• What you are asked to do
Determine how many lines contain the string "Profit", then reply with that figure only.

%%

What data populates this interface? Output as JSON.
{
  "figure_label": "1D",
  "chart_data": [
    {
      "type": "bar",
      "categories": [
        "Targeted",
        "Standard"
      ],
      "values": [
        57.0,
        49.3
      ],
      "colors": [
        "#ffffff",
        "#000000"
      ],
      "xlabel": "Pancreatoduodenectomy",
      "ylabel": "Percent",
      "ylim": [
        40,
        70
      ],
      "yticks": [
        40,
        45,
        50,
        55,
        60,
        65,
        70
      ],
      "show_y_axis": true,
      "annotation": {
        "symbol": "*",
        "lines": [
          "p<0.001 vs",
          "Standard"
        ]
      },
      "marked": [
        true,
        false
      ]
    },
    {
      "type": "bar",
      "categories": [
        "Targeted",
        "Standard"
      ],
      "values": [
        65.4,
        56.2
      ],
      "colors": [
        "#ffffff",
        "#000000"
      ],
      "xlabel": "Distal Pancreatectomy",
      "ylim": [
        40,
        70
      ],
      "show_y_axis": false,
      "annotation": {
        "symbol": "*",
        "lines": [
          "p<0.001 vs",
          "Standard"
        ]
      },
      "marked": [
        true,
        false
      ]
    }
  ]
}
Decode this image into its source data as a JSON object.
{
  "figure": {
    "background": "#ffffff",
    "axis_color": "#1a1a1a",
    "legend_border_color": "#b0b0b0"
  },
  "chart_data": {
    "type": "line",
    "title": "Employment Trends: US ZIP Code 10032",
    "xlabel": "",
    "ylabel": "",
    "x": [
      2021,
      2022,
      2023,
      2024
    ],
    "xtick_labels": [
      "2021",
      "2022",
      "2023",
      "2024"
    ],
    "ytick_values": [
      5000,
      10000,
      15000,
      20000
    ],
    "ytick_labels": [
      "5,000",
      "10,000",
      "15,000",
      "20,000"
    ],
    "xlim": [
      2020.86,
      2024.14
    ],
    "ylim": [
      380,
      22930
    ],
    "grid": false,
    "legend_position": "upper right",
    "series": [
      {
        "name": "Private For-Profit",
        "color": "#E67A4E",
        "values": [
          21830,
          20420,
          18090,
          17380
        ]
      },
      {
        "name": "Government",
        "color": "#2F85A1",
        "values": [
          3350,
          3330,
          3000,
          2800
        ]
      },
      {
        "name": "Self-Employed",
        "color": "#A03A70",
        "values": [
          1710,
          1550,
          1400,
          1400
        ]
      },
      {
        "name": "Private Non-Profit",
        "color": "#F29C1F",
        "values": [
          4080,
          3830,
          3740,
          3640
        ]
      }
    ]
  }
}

%%

• Solved problem
2